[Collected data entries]
· · · · · · ·

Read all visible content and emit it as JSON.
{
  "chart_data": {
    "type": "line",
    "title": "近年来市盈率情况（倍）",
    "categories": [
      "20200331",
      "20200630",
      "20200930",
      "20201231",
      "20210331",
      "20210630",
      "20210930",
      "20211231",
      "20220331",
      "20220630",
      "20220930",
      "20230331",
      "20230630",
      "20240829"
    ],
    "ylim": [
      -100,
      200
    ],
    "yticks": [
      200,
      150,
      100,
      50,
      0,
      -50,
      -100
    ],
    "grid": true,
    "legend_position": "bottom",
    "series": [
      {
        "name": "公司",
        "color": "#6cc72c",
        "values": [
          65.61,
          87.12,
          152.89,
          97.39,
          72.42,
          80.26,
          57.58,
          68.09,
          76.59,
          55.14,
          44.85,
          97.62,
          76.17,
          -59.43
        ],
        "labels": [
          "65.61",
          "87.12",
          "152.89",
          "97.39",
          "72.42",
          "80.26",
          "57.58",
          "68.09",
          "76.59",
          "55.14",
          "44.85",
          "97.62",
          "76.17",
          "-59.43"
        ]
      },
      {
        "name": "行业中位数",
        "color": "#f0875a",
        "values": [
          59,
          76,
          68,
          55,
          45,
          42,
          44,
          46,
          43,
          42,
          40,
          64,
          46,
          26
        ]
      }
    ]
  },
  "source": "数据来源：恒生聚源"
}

· · · · · · ·

Set exercise: Restate each of the entries above verbatim.

Result of the task:
Read all visible content and emit it as JSON.
{
  "chart_data": {
    "type": "line",
    "title": "近年来市盈率情况（倍）",
    "categories": [
      "20200331",
      "20200630",
      "20200930",
      "20201231",
      "20210331",
      "20210630",
      "20210930",
      "20211231",
      "20220331",
      "20220630",
      "20220930",
      "20230331",
      "20230630",
      "20240829"
    ],
    "ylim": [
      -100,
      200
    ],
    "yticks": [
      200,
      150,
      100,
      50,
      0,
      -50,
      -100
    ],
    "grid": true,
    "legend_position": "bottom",
    "series": [
      {
        "name": "公司",
        "color": "#6cc72c",
        "values": [
          65.61,
          87.12,
          152.89,
          97.39,
          72.42,
          80.26,
          57.58,
          68.09,
          76.59,
          55.14,
          44.85,
          97.62,
          76.17,
          -59.43
        ],
        "labels": [
          "65.61",
          "87.12",
          "152.89",
          "97.39",
          "72.42",
          "80.26",
          "57.58",
          "68.09",
          "76.59",
          "55.14",
          "44.85",
          "97.62",
          "76.17",
          "-59.43"
        ]
      },
      {
        "name": "行业中位数",
        "color": "#f0875a",
        "values": [
          59,
          76,
          68,
          55,
          45,
          42,
          44,
          46,
          43,
          42,
          40,
          64,
          46,
          26
        ]
      }
    ]
  },
  "source": "数据来源：恒生聚源"
}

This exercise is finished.